▶ The request
Please work out how many lines in the material contain "Date" and give only that figure.

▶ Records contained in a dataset
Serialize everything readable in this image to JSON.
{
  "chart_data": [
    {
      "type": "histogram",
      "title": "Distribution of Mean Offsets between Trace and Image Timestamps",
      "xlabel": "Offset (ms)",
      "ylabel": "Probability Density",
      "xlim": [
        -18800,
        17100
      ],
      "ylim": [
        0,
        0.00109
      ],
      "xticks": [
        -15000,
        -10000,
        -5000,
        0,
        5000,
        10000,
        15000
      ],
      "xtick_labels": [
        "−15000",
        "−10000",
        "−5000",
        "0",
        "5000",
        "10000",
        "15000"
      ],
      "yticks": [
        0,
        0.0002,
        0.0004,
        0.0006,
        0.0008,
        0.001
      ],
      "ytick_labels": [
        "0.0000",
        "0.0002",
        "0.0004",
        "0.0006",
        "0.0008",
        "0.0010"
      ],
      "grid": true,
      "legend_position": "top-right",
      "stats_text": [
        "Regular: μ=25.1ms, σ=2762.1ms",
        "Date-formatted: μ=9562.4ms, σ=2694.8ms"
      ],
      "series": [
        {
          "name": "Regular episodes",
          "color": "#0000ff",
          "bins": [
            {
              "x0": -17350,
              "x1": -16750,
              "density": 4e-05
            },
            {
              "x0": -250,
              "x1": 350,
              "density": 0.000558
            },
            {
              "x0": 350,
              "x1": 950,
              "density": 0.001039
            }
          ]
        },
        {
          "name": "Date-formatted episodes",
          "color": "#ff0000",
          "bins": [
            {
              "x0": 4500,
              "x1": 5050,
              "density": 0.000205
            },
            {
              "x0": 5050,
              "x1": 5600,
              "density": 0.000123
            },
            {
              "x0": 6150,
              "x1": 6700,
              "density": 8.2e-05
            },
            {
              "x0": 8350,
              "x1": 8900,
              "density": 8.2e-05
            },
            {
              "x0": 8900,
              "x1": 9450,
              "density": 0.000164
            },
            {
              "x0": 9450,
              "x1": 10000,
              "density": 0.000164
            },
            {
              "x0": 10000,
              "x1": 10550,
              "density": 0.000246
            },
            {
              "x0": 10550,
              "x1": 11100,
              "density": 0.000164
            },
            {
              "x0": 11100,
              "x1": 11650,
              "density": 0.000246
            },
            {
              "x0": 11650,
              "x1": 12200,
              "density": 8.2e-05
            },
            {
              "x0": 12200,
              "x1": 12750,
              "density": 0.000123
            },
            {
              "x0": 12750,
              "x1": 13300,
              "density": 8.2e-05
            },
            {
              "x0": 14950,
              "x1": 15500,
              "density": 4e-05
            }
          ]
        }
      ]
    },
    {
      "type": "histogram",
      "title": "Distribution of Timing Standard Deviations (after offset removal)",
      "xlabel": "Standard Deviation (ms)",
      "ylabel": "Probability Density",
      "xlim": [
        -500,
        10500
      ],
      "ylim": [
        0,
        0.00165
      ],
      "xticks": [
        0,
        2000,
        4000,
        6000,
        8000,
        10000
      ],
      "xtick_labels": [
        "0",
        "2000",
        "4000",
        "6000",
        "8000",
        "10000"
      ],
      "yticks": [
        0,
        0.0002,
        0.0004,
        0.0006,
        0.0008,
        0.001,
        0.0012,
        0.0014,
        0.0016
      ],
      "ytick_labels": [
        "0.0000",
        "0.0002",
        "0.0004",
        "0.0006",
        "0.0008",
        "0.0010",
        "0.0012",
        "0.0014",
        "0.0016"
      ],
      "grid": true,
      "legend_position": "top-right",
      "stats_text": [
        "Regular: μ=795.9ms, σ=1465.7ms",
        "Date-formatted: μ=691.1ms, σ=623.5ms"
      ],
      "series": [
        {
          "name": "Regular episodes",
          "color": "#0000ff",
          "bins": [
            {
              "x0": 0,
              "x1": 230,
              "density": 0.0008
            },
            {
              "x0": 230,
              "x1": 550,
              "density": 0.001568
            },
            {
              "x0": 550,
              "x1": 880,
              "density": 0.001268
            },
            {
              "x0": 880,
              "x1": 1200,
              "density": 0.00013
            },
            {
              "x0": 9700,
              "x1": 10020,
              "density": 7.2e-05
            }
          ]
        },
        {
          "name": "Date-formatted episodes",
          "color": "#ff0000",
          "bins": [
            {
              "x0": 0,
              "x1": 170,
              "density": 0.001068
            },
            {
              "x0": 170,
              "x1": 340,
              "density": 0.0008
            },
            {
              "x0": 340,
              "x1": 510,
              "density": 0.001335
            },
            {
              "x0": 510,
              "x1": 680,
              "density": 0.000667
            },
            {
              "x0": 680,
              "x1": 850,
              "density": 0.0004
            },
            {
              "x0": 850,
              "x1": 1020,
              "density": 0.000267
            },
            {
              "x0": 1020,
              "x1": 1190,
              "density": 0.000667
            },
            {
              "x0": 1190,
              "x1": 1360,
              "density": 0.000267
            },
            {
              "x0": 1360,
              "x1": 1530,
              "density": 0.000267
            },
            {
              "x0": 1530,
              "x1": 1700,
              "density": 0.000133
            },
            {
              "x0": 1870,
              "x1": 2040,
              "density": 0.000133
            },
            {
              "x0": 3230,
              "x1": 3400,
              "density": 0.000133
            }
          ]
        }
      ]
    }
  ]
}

▶ Final result
4